Problem description:
Your task is to filter the data below down to the lines holding "Chao".

Given data:
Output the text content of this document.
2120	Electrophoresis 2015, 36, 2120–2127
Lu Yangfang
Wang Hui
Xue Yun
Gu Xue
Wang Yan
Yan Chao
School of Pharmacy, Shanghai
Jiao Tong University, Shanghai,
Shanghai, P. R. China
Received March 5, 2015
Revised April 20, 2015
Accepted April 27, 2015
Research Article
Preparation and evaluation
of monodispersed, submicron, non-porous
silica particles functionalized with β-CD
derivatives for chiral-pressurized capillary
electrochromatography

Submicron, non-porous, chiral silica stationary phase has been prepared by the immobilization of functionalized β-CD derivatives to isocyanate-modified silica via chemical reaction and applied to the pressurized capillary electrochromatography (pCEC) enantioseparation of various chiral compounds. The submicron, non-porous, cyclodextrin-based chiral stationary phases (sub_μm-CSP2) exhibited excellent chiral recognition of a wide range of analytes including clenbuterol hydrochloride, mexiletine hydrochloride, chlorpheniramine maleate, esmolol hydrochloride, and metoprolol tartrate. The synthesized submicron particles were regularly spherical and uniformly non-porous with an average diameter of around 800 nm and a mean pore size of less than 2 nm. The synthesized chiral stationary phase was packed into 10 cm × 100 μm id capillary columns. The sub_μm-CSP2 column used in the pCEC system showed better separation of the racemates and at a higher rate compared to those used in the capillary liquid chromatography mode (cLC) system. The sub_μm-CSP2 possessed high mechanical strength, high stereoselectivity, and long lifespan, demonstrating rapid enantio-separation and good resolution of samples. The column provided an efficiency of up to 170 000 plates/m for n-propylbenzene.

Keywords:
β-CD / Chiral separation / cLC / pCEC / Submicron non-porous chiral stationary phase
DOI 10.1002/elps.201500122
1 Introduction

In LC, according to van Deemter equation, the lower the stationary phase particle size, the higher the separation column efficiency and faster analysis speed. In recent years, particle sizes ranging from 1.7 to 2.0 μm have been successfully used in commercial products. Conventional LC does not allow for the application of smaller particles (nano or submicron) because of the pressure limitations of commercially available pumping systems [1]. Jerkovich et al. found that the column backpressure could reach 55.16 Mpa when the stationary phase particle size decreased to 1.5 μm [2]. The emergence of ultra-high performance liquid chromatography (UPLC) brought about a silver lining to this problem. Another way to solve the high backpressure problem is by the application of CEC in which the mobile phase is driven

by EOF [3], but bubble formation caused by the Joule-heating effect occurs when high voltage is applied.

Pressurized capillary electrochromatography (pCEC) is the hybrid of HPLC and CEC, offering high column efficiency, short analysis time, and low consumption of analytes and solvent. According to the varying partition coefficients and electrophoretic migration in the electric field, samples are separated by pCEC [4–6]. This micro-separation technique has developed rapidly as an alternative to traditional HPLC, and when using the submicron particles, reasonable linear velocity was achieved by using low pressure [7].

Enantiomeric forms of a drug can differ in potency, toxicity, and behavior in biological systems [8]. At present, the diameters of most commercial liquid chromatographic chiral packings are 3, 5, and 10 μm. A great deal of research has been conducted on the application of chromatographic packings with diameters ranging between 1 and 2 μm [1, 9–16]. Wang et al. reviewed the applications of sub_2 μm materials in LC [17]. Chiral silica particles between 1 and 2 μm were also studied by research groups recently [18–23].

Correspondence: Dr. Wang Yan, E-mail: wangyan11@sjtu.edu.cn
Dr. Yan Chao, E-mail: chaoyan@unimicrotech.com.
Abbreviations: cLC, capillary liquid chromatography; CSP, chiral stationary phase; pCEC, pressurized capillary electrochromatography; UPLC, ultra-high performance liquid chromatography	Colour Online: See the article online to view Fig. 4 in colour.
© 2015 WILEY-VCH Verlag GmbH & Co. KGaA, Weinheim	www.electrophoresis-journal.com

Right answer:
Yan Chao
Dr. Yan Chao, E-mail: chaoyan@unimicrotech.com.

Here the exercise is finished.